* EXCERPT PROVIDED *
Monday, September 17, 2018

CREDIBILITY OF RECALLS MAKES LIFE TOUGHER FOR POLS – AS IT SHOULD


CALIFORNIA FOCUS
FOR RELEASE: FRIDAY, OCTOBER 5, 2018, OR THEREAFTER


BY THOMAS D. ELIAS
      “CREDIBILITY OF RECALLS MAKES LIFE TOUGHER FOR POLS – AS IT SHOULD”


          Something has changed in California politics as the political class gets serious about this fall’s statewide election: Despite what has lately amounted to single-party rule in America’s most populous state, there’s a new insecurity in the air.


          That’s because of two successful recall moves against incumbent officials in the June primary, the defeats of Palo Alto Judge Aaron Persky and Democratic state Sen. Josh Newman of Orange County.


          Suddenly politicians and judges have been served notice that their constituents are watching, something they find easy to forget while doing everyday business in the state Capitol, county courthouses and city halls all around the state.

* YOUR OBJECTIVE *
In the column on recalls, which two incumbent officials were defeated by recall in the June primary? The records have nothing to do with the column on recalls.

* SUPPLIED ENTRIES *
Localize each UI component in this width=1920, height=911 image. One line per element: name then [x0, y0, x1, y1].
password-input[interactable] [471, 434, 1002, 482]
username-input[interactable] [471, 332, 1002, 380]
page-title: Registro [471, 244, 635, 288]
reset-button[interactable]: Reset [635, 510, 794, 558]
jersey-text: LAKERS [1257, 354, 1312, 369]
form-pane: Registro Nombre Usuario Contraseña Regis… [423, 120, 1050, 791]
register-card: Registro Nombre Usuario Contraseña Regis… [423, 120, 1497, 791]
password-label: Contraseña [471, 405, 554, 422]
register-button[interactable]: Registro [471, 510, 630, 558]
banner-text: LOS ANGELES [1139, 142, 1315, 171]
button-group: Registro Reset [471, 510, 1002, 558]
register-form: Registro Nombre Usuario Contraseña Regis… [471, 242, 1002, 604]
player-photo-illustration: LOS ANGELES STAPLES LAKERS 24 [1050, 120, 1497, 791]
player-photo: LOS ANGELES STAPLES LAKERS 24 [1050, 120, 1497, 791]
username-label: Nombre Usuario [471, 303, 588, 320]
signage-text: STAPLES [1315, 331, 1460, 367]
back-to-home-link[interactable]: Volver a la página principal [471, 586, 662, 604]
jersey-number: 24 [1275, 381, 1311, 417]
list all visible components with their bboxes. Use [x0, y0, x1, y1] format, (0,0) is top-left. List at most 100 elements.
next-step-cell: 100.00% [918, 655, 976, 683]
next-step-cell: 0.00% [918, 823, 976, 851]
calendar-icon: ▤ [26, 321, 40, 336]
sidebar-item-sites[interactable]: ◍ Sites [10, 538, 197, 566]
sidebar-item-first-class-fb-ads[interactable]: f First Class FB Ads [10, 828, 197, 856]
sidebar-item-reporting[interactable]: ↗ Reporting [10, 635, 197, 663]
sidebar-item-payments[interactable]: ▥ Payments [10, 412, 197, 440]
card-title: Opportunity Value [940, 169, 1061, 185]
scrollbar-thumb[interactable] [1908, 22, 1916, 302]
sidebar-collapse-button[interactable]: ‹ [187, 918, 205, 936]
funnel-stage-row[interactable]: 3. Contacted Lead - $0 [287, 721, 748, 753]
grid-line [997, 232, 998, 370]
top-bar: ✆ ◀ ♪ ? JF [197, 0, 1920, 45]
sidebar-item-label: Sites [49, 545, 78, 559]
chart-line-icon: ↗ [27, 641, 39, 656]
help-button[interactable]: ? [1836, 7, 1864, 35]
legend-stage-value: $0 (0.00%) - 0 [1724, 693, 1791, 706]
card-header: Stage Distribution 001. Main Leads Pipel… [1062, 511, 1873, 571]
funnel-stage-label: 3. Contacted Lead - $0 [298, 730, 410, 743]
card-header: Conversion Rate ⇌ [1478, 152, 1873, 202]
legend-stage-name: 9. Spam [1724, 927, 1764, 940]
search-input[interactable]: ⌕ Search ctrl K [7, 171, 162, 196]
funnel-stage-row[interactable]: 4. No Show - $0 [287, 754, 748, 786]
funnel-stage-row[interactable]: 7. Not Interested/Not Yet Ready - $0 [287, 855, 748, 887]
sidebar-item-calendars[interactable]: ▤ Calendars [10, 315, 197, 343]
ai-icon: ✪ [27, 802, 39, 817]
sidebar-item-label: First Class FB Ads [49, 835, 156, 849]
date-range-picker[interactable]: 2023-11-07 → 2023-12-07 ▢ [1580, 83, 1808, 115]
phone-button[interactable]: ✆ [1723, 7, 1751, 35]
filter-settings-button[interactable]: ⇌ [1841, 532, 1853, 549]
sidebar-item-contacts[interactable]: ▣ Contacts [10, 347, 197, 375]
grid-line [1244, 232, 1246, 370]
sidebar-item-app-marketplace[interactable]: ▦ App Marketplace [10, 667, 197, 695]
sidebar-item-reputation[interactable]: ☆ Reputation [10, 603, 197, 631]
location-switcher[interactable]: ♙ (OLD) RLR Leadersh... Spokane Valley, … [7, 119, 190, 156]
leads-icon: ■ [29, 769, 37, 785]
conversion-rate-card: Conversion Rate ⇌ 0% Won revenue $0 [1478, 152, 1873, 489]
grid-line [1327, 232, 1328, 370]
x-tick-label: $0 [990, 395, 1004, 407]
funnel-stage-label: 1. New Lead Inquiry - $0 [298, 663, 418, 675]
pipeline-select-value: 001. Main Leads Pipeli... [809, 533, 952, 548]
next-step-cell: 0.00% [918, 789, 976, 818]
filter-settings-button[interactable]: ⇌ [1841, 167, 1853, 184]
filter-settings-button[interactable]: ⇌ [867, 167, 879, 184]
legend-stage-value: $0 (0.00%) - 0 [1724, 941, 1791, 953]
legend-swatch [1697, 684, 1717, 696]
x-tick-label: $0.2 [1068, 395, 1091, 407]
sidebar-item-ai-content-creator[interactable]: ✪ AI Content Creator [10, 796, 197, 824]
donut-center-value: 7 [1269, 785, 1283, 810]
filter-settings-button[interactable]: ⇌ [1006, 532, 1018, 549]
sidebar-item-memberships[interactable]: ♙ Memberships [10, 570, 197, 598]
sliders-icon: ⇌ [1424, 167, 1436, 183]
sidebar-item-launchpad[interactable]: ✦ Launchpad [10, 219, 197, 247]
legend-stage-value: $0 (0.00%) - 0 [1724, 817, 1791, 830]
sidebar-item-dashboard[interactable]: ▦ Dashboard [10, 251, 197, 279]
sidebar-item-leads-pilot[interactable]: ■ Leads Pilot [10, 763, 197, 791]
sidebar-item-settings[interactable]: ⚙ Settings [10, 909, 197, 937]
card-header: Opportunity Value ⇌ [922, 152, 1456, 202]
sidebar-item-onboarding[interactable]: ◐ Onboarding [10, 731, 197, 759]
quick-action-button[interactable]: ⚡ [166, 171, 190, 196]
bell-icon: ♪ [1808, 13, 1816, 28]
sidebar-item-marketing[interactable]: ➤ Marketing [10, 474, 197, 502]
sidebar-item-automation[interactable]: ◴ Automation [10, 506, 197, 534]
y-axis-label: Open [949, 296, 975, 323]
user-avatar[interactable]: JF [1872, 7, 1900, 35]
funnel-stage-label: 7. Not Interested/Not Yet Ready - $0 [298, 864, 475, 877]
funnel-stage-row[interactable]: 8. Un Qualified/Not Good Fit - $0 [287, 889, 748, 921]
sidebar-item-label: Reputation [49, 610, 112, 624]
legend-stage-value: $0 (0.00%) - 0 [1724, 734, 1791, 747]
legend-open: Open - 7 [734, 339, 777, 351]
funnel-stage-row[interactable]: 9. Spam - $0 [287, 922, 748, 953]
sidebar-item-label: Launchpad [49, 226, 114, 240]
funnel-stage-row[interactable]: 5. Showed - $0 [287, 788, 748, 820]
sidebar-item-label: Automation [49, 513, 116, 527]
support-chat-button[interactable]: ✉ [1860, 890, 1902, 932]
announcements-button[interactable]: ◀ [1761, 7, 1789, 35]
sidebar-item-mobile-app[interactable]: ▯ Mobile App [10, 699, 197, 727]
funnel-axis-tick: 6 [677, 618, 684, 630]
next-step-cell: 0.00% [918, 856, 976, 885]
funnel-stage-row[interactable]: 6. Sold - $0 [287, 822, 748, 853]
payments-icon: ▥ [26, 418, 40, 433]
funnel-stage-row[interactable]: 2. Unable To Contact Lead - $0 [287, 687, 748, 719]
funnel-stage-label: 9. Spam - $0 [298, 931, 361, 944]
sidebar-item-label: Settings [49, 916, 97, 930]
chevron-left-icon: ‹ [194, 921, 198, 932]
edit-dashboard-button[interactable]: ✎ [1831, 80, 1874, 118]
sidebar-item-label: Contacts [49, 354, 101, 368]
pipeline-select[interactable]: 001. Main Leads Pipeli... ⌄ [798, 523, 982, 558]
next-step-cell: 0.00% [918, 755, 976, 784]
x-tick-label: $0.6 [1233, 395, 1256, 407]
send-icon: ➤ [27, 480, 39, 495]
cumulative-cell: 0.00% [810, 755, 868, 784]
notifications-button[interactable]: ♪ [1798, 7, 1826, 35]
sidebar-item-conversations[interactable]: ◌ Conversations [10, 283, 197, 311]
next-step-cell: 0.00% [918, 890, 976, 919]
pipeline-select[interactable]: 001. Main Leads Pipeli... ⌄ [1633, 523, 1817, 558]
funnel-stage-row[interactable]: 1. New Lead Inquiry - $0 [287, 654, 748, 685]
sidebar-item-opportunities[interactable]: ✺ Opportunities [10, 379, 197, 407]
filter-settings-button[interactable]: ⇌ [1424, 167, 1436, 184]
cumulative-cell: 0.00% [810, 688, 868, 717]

* ANSWER FOR THE TASK *
Palo Alto Judge Aaron Persky and Democratic state Sen. Josh Newman of Orange County.